Not Trickledown But Gush-Up

“Trickledown hadn’t worked. But Gush-Up certainly has. That’s why in a nation of 1.2 billion, India’s one hundred richest people own assets equivalent to one fourth of the GDP.” [Yesterday’s election results only promise to worsen that.] That’s how the extrordinary writer-and-activist Arundhati Roy, one of the world’s leading public intellectuals, describes contemporary capitalism in her new collection of essays titled Capitalism: A Ghost Story after the first and longest essay.

It’s hardly surprising that there are some most quotable quotes.

Minerals are a major export. “India’s new megacorporations…are those that have managed to muscle their way to the head of the spigot that is spewing money extracted from deep inside the earth.”

“Gush-Up concentrates wealth onto the tip of a shining pin on which our billionaires pirouett, tidal waves of money crash through the institutions of democracy – the courts, the parliament – as well as the media, seriously compromising their ability to function in the ways they are meant to.”

Roy sees the Occupy movement as having giving us a new language to replace There Is No Alternative.

The foundations, she insists, are the new missionaries of capitalism, fronting for the corporations. She cites a disgusting, creepy, example of how the legacy of Martin Luther King Jr. has been remodeled. King, Roy reminds us, “made the forbidden connections beween Capitalism, Imperialism, Racism, and the Vietnam War.” That has not stopped major US corporations from supporting the creation of the Martin Luther King Jr. Center for Nonviolent Social Change. And what did it do? “It cosponsored the Martin Luther King Jr. Lecture Series called ‘The Free Enterprise System: An Agent for Nonviolent Social Change.'”

Roy’s last word on this atrocity is “Amen” as in “Enough Said.”

### Questions on the material
1 – List the four things that, according to the piece on Roy's essay collection, King connected.
2 – Sum up the piece on Roy's essay collection in two sentences.
3 – Please write out the text of the piece on Roy's essay collection between "Not Trickledown But" and "and longest essay.", inclusive.
The entries after this are separate material, apart from the piece on Roy's essay collection.

### Dataset records
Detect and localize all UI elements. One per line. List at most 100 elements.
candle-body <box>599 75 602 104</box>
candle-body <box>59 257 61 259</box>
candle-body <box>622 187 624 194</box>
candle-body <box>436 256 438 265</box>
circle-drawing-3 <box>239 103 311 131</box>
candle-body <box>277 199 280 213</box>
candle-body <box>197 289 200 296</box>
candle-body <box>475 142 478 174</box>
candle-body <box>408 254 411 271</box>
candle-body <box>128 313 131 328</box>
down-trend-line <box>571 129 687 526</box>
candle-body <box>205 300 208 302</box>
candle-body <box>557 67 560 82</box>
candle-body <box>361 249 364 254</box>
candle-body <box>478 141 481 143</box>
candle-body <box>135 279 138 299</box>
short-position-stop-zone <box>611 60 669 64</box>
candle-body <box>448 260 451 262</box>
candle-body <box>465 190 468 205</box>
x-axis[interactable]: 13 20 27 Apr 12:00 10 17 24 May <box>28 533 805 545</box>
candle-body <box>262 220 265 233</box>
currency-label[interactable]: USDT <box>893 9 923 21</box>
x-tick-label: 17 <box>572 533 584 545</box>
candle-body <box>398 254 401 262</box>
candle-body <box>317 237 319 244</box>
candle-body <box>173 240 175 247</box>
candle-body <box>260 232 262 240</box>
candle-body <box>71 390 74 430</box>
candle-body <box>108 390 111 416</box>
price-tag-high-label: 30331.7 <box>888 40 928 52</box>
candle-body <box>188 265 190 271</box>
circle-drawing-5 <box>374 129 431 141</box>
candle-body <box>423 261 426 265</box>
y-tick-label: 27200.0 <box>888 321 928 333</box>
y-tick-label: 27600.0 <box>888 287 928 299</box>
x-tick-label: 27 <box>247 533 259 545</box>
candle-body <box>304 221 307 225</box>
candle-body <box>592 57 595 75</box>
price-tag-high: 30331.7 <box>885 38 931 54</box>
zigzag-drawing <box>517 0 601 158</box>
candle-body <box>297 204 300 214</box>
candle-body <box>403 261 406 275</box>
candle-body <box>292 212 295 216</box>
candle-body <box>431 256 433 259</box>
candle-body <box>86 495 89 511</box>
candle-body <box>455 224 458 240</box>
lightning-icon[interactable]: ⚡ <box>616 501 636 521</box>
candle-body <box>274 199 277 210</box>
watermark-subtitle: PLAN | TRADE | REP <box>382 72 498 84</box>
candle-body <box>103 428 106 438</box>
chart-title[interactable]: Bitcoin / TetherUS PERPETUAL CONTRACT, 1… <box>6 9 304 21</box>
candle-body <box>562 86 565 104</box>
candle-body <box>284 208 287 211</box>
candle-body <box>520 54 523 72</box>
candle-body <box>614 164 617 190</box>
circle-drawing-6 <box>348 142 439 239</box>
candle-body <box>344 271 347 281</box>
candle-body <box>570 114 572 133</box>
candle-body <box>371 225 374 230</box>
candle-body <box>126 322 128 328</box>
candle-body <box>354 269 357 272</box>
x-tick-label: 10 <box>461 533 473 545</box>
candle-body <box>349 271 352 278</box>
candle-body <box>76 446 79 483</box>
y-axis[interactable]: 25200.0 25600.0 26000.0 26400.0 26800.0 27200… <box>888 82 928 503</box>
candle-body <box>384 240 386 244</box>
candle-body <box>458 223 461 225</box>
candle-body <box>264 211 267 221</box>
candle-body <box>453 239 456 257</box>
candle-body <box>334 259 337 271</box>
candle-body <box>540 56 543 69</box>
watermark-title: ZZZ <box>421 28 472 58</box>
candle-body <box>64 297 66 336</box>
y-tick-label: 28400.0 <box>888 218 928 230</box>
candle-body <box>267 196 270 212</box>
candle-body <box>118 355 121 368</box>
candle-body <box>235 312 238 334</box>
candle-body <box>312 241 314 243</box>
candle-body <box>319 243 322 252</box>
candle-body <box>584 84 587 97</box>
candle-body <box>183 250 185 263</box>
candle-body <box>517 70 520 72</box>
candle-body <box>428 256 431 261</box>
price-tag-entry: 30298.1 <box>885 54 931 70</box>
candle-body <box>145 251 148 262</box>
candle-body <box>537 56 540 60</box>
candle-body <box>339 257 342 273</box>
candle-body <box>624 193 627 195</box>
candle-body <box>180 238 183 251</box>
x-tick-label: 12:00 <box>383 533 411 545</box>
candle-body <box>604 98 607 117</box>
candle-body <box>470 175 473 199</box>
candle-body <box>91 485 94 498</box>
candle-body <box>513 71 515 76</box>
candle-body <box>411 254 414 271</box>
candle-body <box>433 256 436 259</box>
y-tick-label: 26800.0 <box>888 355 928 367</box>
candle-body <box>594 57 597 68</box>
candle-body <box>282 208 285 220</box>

### Solutions by task
1 – Capitalism, Imperialism, Racism, and the Vietnam War

2 – Arundhati Roy's collection Capitalism: A Ghost Story argues that India's wealth gushes up rather than trickling down, leaving the hundred richest people with assets equal to a fourth of the GDP and letting money overwhelm the courts, parliament and media. She also casts foundations as fronts for corporations, citing how corporate backing of the Martin Luther King Jr. Center led to a lecture series on free enterprise as an agent for nonviolent social change.

3 –
Not Trickledown But Gush-Up

“Trickledown hadn’t worked. But Gush-Up certainly has. That’s why in a nation of 1.2 billion, India’s one hundred richest people own assets equivalent to one fourth of the GDP.” [Yesterday’s election results only promise to worsen that.] That’s how the extrordinary writer-and-activist Arundhati Roy, one of the world’s leading public intellectuals, describes contemporary capitalism in her new collection of essays titled Capitalism: A Ghost Story after the first and longest essay.